**EXERCISE BRIEF**
What follows is a set of entries. Give them again exactly, without the pictures.

☆ ☆ ☆ ☆ ☆

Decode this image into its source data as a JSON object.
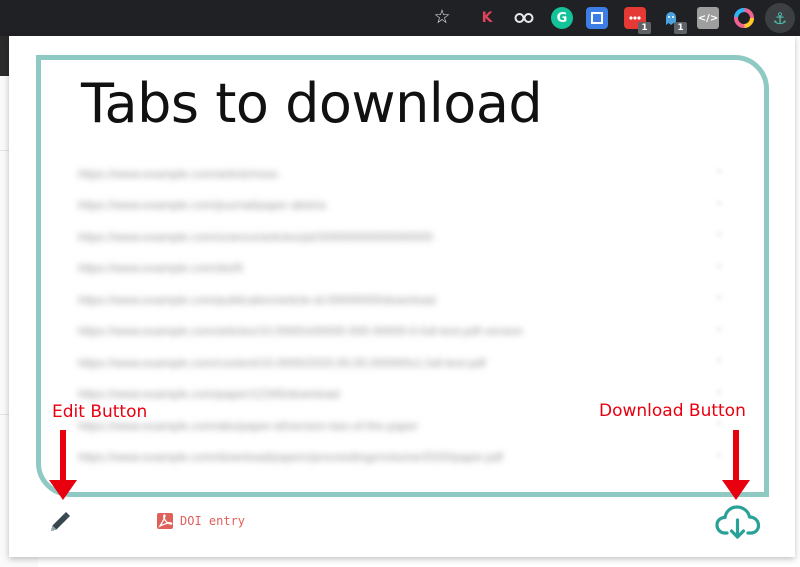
{
  "browser": {
    "extensions": [
      {
        "name": "k-extension",
        "glyph": "K"
      },
      {
        "name": "glasses-extension",
        "glyph": ""
      },
      {
        "name": "grammarly-extension",
        "glyph": "G"
      },
      {
        "name": "blue-extension",
        "glyph": ""
      },
      {
        "name": "red-extension",
        "glyph": "",
        "badge": "1"
      },
      {
        "name": "ghost-extension",
        "glyph": "",
        "badge": "1"
      },
      {
        "name": "code-extension",
        "glyph": "</>"
      },
      {
        "name": "ring-extension",
        "glyph": ""
      },
      {
        "name": "anchor-extension",
        "glyph": "⚓"
      }
    ]
  },
  "popup": {
    "title": "Tabs to download",
    "tabs": [
      "https://www.example.com/article/research-paper-one",
      "https://www.example.com/journal/paper-abstract-and-details",
      "https://www.example.com/science/articles/pii/S0000000000000000",
      "https://www.example.com/doi/full/10.0000",
      "https://www.example.com/publication/article-id-00000000/download",
      "https://www.example.com/articles/10.0000/s00000-000-00000-0-full-text-pdf-version",
      "https://www.example.com/content/10.0000/2020.00.00.000000v1.full-text-pdf",
      "https://www.example.com/paper/12345/download",
      "https://www.example.com/abs/paper-id/version-two-of-the-paper",
      "https://www.example.com/download/papers/proceedings/volume/2020/paper.pdf"
    ],
    "doi_entry": "DOI entry"
  },
  "annotations": {
    "edit": "Edit Button",
    "download": "Download Button"
  },
  "colors": {
    "frame": "#8fc9c3",
    "accent": "#2aa198",
    "annotation": "#e8000f",
    "pdf": "#e0605a"
  }
}
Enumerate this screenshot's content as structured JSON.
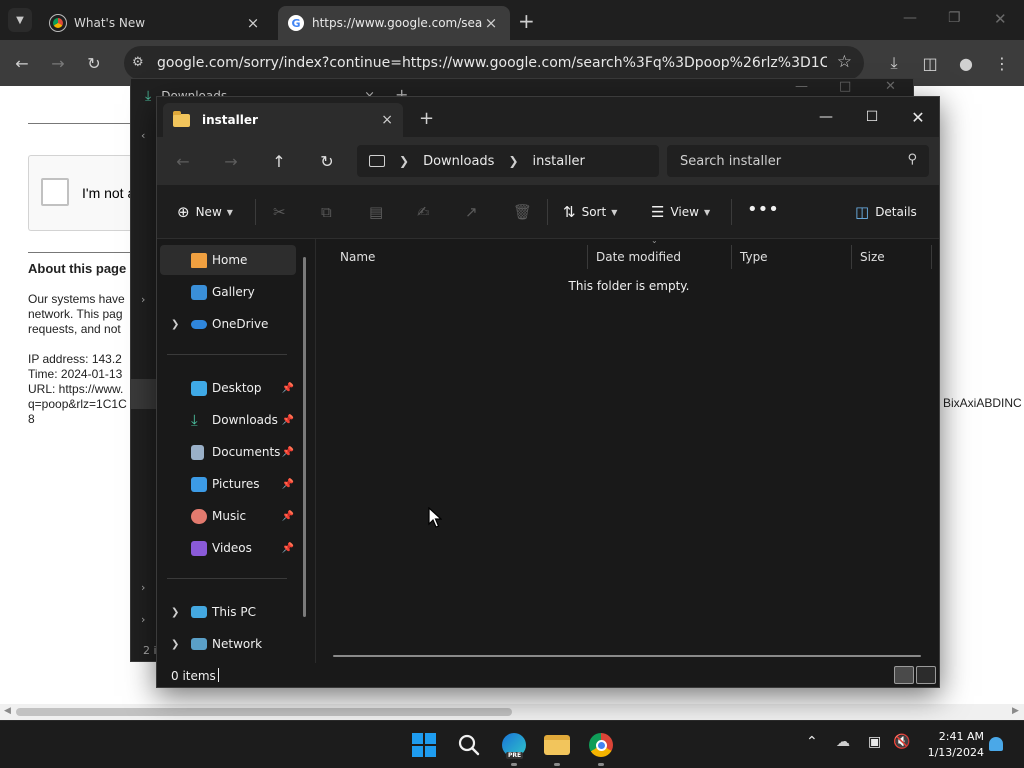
{
  "chrome": {
    "tabs": [
      {
        "title": "What's New",
        "active": false
      },
      {
        "title": "https://www.google.com/search",
        "active": true
      }
    ],
    "address": "google.com/sorry/index?continue=https://www.google.com/search%3Fq%3Dpoop%26rlz%3D1C1GCEA_en..."
  },
  "webpage": {
    "captcha_label": "I'm not a",
    "about_heading": "About this page",
    "paragraph": [
      "Our systems have",
      "network. This pag",
      "requests, and not"
    ],
    "details": [
      "IP address: 143.2",
      "Time: 2024-01-13",
      "URL: https://www.",
      "q=poop&rlz=1C1C",
      "8"
    ],
    "right_fragment": "BixAxiABDINC"
  },
  "background_window": {
    "tab_title": "Downloads",
    "footer": "2 i"
  },
  "explorer": {
    "tab_title": "installer",
    "breadcrumb": [
      "Downloads",
      "installer"
    ],
    "search_placeholder": "Search installer",
    "commands": {
      "new": "New",
      "sort": "Sort",
      "view": "View",
      "details": "Details"
    },
    "nav": {
      "home": "Home",
      "gallery": "Gallery",
      "onedrive": "OneDrive",
      "desktop": "Desktop",
      "downloads": "Downloads",
      "documents": "Documents",
      "pictures": "Pictures",
      "music": "Music",
      "videos": "Videos",
      "thispc": "This PC",
      "network": "Network"
    },
    "columns": [
      "Name",
      "Date modified",
      "Type",
      "Size"
    ],
    "empty_message": "This folder is empty.",
    "status": "0 items"
  },
  "taskbar": {
    "time": "2:41 AM",
    "date": "1/13/2024",
    "edge_badge": "PRE"
  },
  "colors": {
    "accent": "#1e9cf0",
    "folder": "#f2c55c",
    "downloads_green": "#4cc2a0"
  }
}
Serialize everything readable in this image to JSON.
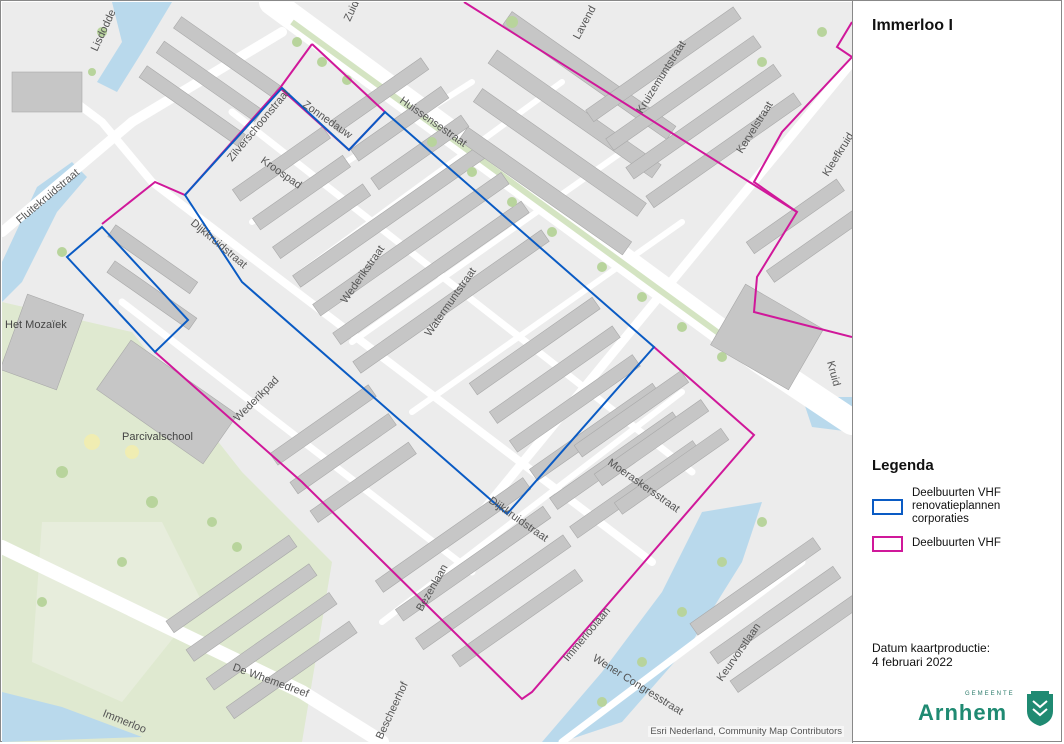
{
  "map": {
    "title": "Immerloo I",
    "streets": [
      {
        "name": "Lisdodde",
        "id": "lisdodde"
      },
      {
        "name": "Zuid",
        "id": "zuid"
      },
      {
        "name": "Lavend",
        "id": "lavend"
      },
      {
        "name": "Huissensestraat",
        "id": "huissensestraat"
      },
      {
        "name": "Kruizemuntstraat",
        "id": "kruizemuntstraat"
      },
      {
        "name": "Kervelstraat",
        "id": "kervelstraat"
      },
      {
        "name": "Kleefkruid",
        "id": "kleefkruid"
      },
      {
        "name": "Fluitekruidstraat",
        "id": "fluitekruidstraat"
      },
      {
        "name": "Zilverschoonstraat",
        "id": "zilverschoonstraat"
      },
      {
        "name": "Zonnedauw",
        "id": "zonnedauw"
      },
      {
        "name": "Kroospad",
        "id": "kroospad"
      },
      {
        "name": "Dijkkruidstraat",
        "id": "dijkkruidstraat-n"
      },
      {
        "name": "Wederikstraat",
        "id": "wederikstraat"
      },
      {
        "name": "Watermuntstraat",
        "id": "watermuntstraat"
      },
      {
        "name": "Wederikpad",
        "id": "wederikpad"
      },
      {
        "name": "Moeraskersstraat",
        "id": "moeraskersstraat"
      },
      {
        "name": "Dijkkruidstraat",
        "id": "dijkkruidstraat-s"
      },
      {
        "name": "Bezenlaan",
        "id": "bezenlaan"
      },
      {
        "name": "Immerloolaan",
        "id": "immerloolaan"
      },
      {
        "name": "Wener Congresstraat",
        "id": "wenercongres"
      },
      {
        "name": "Keurvorstlaan",
        "id": "keurvorstlaan"
      },
      {
        "name": "De Whemedreef",
        "id": "whemedreef"
      },
      {
        "name": "Immerloo",
        "id": "immerloo"
      },
      {
        "name": "Bescheerhof",
        "id": "bescheerhof"
      },
      {
        "name": "Kruid",
        "id": "kruid"
      }
    ],
    "places": [
      {
        "name": "Het Mozaïek",
        "id": "mozaiek"
      },
      {
        "name": "Parcivalschool",
        "id": "parcival"
      }
    ],
    "credits": "Esri Nederland, Community Map Contributors"
  },
  "legend": {
    "title": "Legenda",
    "items": [
      {
        "label": "Deelbuurten VHF renovatieplannen corporaties",
        "color": "#0a5bc4"
      },
      {
        "label": "Deelbuurten VHF",
        "color": "#d0189a"
      }
    ]
  },
  "production": {
    "label": "Datum kaartproductie:",
    "date": "4 februari 2022"
  },
  "logo": {
    "small": "GEMEENTE",
    "word": "Arnhem",
    "icon": "arnhem-crest-icon"
  }
}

☆ ☆ ☆ ☆ ☆

**RESPONSE**
Decode this image into its source data as a JSON object.
{
  "browser": {
    "extensions": [
      {
        "name": "k-extension",
        "glyph": "K"
      },
      {
        "name": "glasses-extension",
        "glyph": ""
      },
      {
        "name": "grammarly-extension",
        "glyph": "G"
      },
      {
        "name": "blue-extension",
        "glyph": ""
      },
      {
        "name": "red-extension",
        "glyph": "",
        "badge": "1"
      },
      {
        "name": "ghost-extension",
        "glyph": "",
        "badge": "1"
      },
      {
        "name": "code-extension",
        "glyph": "</>"
      },
      {
        "name": "ring-extension",
        "glyph": ""
      },
      {
        "name": "anchor-extension",
        "glyph": "⚓"
      }
    ]
  },
  "popup": {
    "title": "Tabs to download",
    "tabs": [
      "https://www.example.com/article/research-paper-one",
      "https://www.example.com/journal/paper-abstract-and-details",
      "https://www.example.com/science/articles/pii/S0000000000000000",
      "https://www.example.com/doi/full/10.0000",
      "https://www.example.com/publication/article-id-00000000/download",
      "https://www.example.com/articles/10.0000/s00000-000-00000-0-full-text-pdf-version",
      "https://www.example.com/content/10.0000/2020.00.00.000000v1.full-text-pdf",
      "https://www.example.com/paper/12345/download",
      "https://www.example.com/abs/paper-id/version-two-of-the-paper",
      "https://www.example.com/download/papers/proceedings/volume/2020/paper.pdf"
    ],
    "doi_entry": "DOI entry"
  },
  "annotations": {
    "edit": "Edit Button",
    "download": "Download Button"
  },
  "colors": {
    "frame": "#8fc9c3",
    "accent": "#2aa198",
    "annotation": "#e8000f",
    "pdf": "#e0605a"
  }
}
Enumerate this screenshot's content as structured JSON.
{
  "chrome": {
    "tabs": [
      {
        "title": "What's New",
        "active": false
      },
      {
        "title": "https://www.google.com/search",
        "active": true
      }
    ],
    "address": "google.com/sorry/index?continue=https://www.google.com/search%3Fq%3Dpoop%26rlz%3D1C1GCEA_en..."
  },
  "webpage": {
    "captcha_label": "I'm not a",
    "about_heading": "About this page",
    "paragraph": [
      "Our systems have",
      "network. This pag",
      "requests, and not"
    ],
    "details": [
      "IP address: 143.2",
      "Time: 2024-01-13",
      "URL: https://www.",
      "q=poop&rlz=1C1C",
      "8"
    ],
    "right_fragment": "BixAxiABDINC"
  },
  "background_window": {
    "tab_title": "Downloads",
    "footer": "2 i"
  },
  "explorer": {
    "tab_title": "installer",
    "breadcrumb": [
      "Downloads",
      "installer"
    ],
    "search_placeholder": "Search installer",
    "commands": {
      "new": "New",
      "sort": "Sort",
      "view": "View",
      "details": "Details"
    },
    "nav": {
      "home": "Home",
      "gallery": "Gallery",
      "onedrive": "OneDrive",
      "desktop": "Desktop",
      "downloads": "Downloads",
      "documents": "Documents",
      "pictures": "Pictures",
      "music": "Music",
      "videos": "Videos",
      "thispc": "This PC",
      "network": "Network"
    },
    "columns": [
      "Name",
      "Date modified",
      "Type",
      "Size"
    ],
    "empty_message": "This folder is empty.",
    "status": "0 items"
  },
  "taskbar": {
    "time": "2:41 AM",
    "date": "1/13/2024",
    "edge_badge": "PRE"
  },
  "colors": {
    "accent": "#1e9cf0",
    "folder": "#f2c55c",
    "downloads_green": "#4cc2a0"
  }
}
Serialize everything readable in this image to JSON.
{
  "map": {
    "title": "Immerloo I",
    "streets": [
      {
        "name": "Lisdodde",
        "id": "lisdodde"
      },
      {
        "name": "Zuid",
        "id": "zuid"
      },
      {
        "name": "Lavend",
        "id": "lavend"
      },
      {
        "name": "Huissensestraat",
        "id": "huissensestraat"
      },
      {
        "name": "Kruizemuntstraat",
        "id": "kruizemuntstraat"
      },
      {
        "name": "Kervelstraat",
        "id": "kervelstraat"
      },
      {
        "name": "Kleefkruid",
        "id": "kleefkruid"
      },
      {
        "name": "Fluitekruidstraat",
        "id": "fluitekruidstraat"
      },
      {
        "name": "Zilverschoonstraat",
        "id": "zilverschoonstraat"
      },
      {
        "name": "Zonnedauw",
        "id": "zonnedauw"
      },
      {
        "name": "Kroospad",
        "id": "kroospad"
      },
      {
        "name": "Dijkkruidstraat",
        "id": "dijkkruidstraat-n"
      },
      {
        "name": "Wederikstraat",
        "id": "wederikstraat"
      },
      {
        "name": "Watermuntstraat",
        "id": "watermuntstraat"
      },
      {
        "name": "Wederikpad",
        "id": "wederikpad"
      },
      {
        "name": "Moeraskersstraat",
        "id": "moeraskersstraat"
      },
      {
        "name": "Dijkkruidstraat",
        "id": "dijkkruidstraat-s"
      },
      {
        "name": "Bezenlaan",
        "id": "bezenlaan"
      },
      {
        "name": "Immerloolaan",
        "id": "immerloolaan"
      },
      {
        "name": "Wener Congresstraat",
        "id": "wenercongres"
      },
      {
        "name": "Keurvorstlaan",
        "id": "keurvorstlaan"
      },
      {
        "name": "De Whemedreef",
        "id": "whemedreef"
      },
      {
        "name": "Immerloo",
        "id": "immerloo"
      },
      {
        "name": "Bescheerhof",
        "id": "bescheerhof"
      },
      {
        "name": "Kruid",
        "id": "kruid"
      }
    ],
    "places": [
      {
        "name": "Het Mozaïek",
        "id": "mozaiek"
      },
      {
        "name": "Parcivalschool",
        "id": "parcival"
      }
    ],
    "credits": "Esri Nederland, Community Map Contributors"
  },
  "legend": {
    "title": "Legenda",
    "items": [
      {
        "label": "Deelbuurten VHF renovatieplannen corporaties",
        "color": "#0a5bc4"
      },
      {
        "label": "Deelbuurten VHF",
        "color": "#d0189a"
      }
    ]
  },
  "production": {
    "label": "Datum kaartproductie:",
    "date": "4 februari 2022"
  },
  "logo": {
    "small": "GEMEENTE",
    "word": "Arnhem",
    "icon": "arnhem-crest-icon"
  }
}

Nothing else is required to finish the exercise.